» EXERCISE INSTRUCTIONS: State the number of lines that contain the word "донных", and add nothing else.

(Data entries)
· · ·
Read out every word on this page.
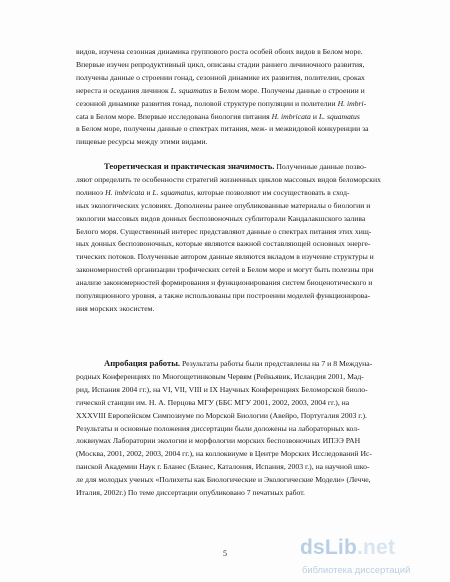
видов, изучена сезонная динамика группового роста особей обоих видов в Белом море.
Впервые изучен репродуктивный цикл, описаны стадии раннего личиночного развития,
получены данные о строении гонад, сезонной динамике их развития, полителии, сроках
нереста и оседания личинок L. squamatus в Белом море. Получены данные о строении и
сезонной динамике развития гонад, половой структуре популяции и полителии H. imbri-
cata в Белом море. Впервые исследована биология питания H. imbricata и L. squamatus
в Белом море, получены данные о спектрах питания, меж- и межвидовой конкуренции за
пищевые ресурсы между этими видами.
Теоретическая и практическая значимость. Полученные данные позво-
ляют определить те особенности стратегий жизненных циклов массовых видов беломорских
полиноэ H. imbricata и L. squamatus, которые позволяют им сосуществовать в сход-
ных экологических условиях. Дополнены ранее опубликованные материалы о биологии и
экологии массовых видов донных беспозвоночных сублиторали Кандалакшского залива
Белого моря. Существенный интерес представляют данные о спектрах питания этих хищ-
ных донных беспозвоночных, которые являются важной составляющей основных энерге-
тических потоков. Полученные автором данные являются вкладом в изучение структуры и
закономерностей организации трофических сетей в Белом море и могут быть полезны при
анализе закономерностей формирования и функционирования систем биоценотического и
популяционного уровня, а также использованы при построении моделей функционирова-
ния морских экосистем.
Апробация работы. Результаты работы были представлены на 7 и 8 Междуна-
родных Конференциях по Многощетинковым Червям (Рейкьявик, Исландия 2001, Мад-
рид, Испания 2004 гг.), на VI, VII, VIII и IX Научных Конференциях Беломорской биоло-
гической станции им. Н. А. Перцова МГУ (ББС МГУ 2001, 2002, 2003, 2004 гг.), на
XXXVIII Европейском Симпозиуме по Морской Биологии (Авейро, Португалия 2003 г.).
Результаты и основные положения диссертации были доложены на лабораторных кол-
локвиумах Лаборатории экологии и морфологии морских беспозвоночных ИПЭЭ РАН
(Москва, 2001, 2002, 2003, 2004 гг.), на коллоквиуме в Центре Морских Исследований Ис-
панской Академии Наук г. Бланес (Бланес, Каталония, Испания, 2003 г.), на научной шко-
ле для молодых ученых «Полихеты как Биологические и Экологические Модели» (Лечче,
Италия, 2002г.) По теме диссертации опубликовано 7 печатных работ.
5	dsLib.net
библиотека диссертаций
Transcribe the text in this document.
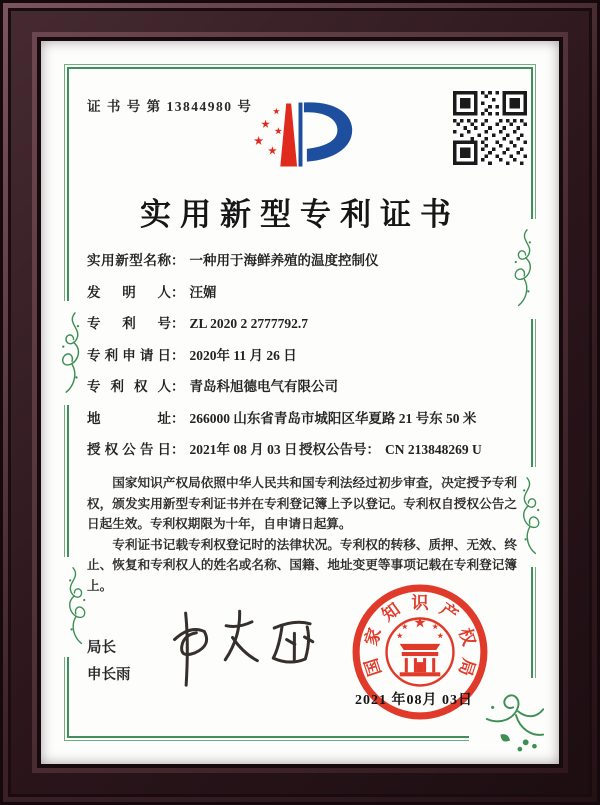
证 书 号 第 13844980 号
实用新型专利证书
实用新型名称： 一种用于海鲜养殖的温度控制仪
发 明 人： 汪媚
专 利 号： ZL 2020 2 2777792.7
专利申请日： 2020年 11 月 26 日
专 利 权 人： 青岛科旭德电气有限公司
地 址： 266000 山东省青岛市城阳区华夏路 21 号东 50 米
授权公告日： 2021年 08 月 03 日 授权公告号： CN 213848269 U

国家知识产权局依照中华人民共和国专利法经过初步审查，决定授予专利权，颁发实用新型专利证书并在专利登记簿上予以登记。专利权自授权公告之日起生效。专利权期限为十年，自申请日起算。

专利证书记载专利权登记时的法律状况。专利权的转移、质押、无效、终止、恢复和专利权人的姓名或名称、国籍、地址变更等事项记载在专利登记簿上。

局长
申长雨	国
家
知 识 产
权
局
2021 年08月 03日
· · ·
» THE COMPLETED TASK: 2